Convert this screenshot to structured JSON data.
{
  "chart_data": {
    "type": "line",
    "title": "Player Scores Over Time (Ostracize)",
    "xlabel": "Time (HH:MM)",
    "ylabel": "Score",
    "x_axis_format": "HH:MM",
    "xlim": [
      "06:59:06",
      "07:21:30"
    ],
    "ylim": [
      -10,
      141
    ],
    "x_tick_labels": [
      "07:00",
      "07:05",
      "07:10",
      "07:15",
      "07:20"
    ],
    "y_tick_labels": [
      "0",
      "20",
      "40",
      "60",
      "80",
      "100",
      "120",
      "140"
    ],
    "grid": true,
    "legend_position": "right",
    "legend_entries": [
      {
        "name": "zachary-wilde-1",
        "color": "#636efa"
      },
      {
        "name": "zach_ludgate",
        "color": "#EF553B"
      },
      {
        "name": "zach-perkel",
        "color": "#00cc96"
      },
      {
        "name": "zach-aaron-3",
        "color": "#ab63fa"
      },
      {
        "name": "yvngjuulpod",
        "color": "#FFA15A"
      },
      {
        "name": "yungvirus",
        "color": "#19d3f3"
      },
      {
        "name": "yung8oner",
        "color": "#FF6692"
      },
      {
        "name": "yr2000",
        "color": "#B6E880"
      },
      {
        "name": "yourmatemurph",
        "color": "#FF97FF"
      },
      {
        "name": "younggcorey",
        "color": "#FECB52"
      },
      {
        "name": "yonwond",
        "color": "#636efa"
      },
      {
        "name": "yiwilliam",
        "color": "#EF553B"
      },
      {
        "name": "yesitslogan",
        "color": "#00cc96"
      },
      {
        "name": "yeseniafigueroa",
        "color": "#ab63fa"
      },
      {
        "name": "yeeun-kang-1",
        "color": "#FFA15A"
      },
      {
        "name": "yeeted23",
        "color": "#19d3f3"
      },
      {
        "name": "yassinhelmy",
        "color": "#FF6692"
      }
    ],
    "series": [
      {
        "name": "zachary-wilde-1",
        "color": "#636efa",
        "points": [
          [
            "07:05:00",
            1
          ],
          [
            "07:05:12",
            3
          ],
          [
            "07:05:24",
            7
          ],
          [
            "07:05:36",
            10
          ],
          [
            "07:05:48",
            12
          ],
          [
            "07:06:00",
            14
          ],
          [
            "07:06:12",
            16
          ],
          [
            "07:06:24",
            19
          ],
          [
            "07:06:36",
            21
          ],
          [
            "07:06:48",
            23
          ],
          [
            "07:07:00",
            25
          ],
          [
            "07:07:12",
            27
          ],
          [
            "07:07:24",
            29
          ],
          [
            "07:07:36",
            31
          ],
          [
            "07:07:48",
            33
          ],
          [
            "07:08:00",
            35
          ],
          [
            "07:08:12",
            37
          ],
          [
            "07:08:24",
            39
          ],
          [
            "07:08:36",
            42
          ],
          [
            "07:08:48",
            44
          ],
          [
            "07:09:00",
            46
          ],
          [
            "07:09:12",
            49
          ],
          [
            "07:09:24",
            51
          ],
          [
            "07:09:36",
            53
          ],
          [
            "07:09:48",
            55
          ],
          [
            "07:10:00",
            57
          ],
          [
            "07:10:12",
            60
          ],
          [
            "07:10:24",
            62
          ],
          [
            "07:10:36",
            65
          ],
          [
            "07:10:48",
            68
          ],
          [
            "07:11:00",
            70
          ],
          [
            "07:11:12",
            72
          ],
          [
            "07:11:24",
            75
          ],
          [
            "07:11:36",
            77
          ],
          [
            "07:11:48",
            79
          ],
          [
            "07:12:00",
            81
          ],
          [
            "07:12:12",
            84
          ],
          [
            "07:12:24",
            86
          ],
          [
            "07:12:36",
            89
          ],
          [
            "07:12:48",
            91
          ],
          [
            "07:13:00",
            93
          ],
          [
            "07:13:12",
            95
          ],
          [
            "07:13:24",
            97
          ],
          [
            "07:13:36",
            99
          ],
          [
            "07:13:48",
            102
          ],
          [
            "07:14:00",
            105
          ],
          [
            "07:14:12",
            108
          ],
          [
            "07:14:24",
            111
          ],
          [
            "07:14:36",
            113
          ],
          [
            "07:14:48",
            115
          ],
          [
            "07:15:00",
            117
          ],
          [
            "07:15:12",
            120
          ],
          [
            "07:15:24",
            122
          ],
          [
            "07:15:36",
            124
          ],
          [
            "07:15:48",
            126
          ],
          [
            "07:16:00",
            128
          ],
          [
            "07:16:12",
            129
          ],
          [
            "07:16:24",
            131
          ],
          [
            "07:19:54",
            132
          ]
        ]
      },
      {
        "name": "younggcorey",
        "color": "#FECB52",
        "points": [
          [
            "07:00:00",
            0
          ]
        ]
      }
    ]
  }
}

## Problem description
Write out the data again in full. Match it exactly.

## Your response
Convert this screenshot to structured JSON data.
{
  "chart_data": {
    "type": "line",
    "title": "Player Scores Over Time (Ostracize)",
    "xlabel": "Time (HH:MM)",
    "ylabel": "Score",
    "x_axis_format": "HH:MM",
    "xlim": [
      "06:59:06",
      "07:21:30"
    ],
    "ylim": [
      -10,
      141
    ],
    "x_tick_labels": [
      "07:00",
      "07:05",
      "07:10",
      "07:15",
      "07:20"
    ],
    "y_tick_labels": [
      "0",
      "20",
      "40",
      "60",
      "80",
      "100",
      "120",
      "140"
    ],
    "grid": true,
    "legend_position": "right",
    "legend_entries": [
      {
        "name": "zachary-wilde-1",
        "color": "#636efa"
      },
      {
        "name": "zach_ludgate",
        "color": "#EF553B"
      },
      {
        "name": "zach-perkel",
        "color": "#00cc96"
      },
      {
        "name": "zach-aaron-3",
        "color": "#ab63fa"
      },
      {
        "name": "yvngjuulpod",
        "color": "#FFA15A"
      },
      {
        "name": "yungvirus",
        "color": "#19d3f3"
      },
      {
        "name": "yung8oner",
        "color": "#FF6692"
      },
      {
        "name": "yr2000",
        "color": "#B6E880"
      },
      {
        "name": "yourmatemurph",
        "color": "#FF97FF"
      },
      {
        "name": "younggcorey",
        "color": "#FECB52"
      },
      {
        "name": "yonwond",
        "color": "#636efa"
      },
      {
        "name": "yiwilliam",
        "color": "#EF553B"
      },
      {
        "name": "yesitslogan",
        "color": "#00cc96"
      },
      {
        "name": "yeseniafigueroa",
        "color": "#ab63fa"
      },
      {
        "name": "yeeun-kang-1",
        "color": "#FFA15A"
      },
      {
        "name": "yeeted23",
        "color": "#19d3f3"
      },
      {
        "name": "yassinhelmy",
        "color": "#FF6692"
      }
    ],
    "series": [
      {
        "name": "zachary-wilde-1",
        "color": "#636efa",
        "points": [
          [
            "07:05:00",
            1
          ],
          [
            "07:05:12",
            3
          ],
          [
            "07:05:24",
            7
          ],
          [
            "07:05:36",
            10
          ],
          [
            "07:05:48",
            12
          ],
          [
            "07:06:00",
            14
          ],
          [
            "07:06:12",
            16
          ],
          [
            "07:06:24",
            19
          ],
          [
            "07:06:36",
            21
          ],
          [
            "07:06:48",
            23
          ],
          [
            "07:07:00",
            25
          ],
          [
            "07:07:12",
            27
          ],
          [
            "07:07:24",
            29
          ],
          [
            "07:07:36",
            31
          ],
          [
            "07:07:48",
            33
          ],
          [
            "07:08:00",
            35
          ],
          [
            "07:08:12",
            37
          ],
          [
            "07:08:24",
            39
          ],
          [
            "07:08:36",
            42
          ],
          [
            "07:08:48",
            44
          ],
          [
            "07:09:00",
            46
          ],
          [
            "07:09:12",
            49
          ],
          [
            "07:09:24",
            51
          ],
          [
            "07:09:36",
            53
          ],
          [
            "07:09:48",
            55
          ],
          [
            "07:10:00",
            57
          ],
          [
            "07:10:12",
            60
          ],
          [
            "07:10:24",
            62
          ],
          [
            "07:10:36",
            65
          ],
          [
            "07:10:48",
            68
          ],
          [
            "07:11:00",
            70
          ],
          [
            "07:11:12",
            72
          ],
          [
            "07:11:24",
            75
          ],
          [
            "07:11:36",
            77
          ],
          [
            "07:11:48",
            79
          ],
          [
            "07:12:00",
            81
          ],
          [
            "07:12:12",
            84
          ],
          [
            "07:12:24",
            86
          ],
          [
            "07:12:36",
            89
          ],
          [
            "07:12:48",
            91
          ],
          [
            "07:13:00",
            93
          ],
          [
            "07:13:12",
            95
          ],
          [
            "07:13:24",
            97
          ],
          [
            "07:13:36",
            99
          ],
          [
            "07:13:48",
            102
          ],
          [
            "07:14:00",
            105
          ],
          [
            "07:14:12",
            108
          ],
          [
            "07:14:24",
            111
          ],
          [
            "07:14:36",
            113
          ],
          [
            "07:14:48",
            115
          ],
          [
            "07:15:00",
            117
          ],
          [
            "07:15:12",
            120
          ],
          [
            "07:15:24",
            122
          ],
          [
            "07:15:36",
            124
          ],
          [
            "07:15:48",
            126
          ],
          [
            "07:16:00",
            128
          ],
          [
            "07:16:12",
            129
          ],
          [
            "07:16:24",
            131
          ],
          [
            "07:19:54",
            132
          ]
        ]
      },
      {
        "name": "younggcorey",
        "color": "#FECB52",
        "points": [
          [
            "07:00:00",
            0
          ]
        ]
      }
    ]
  }
}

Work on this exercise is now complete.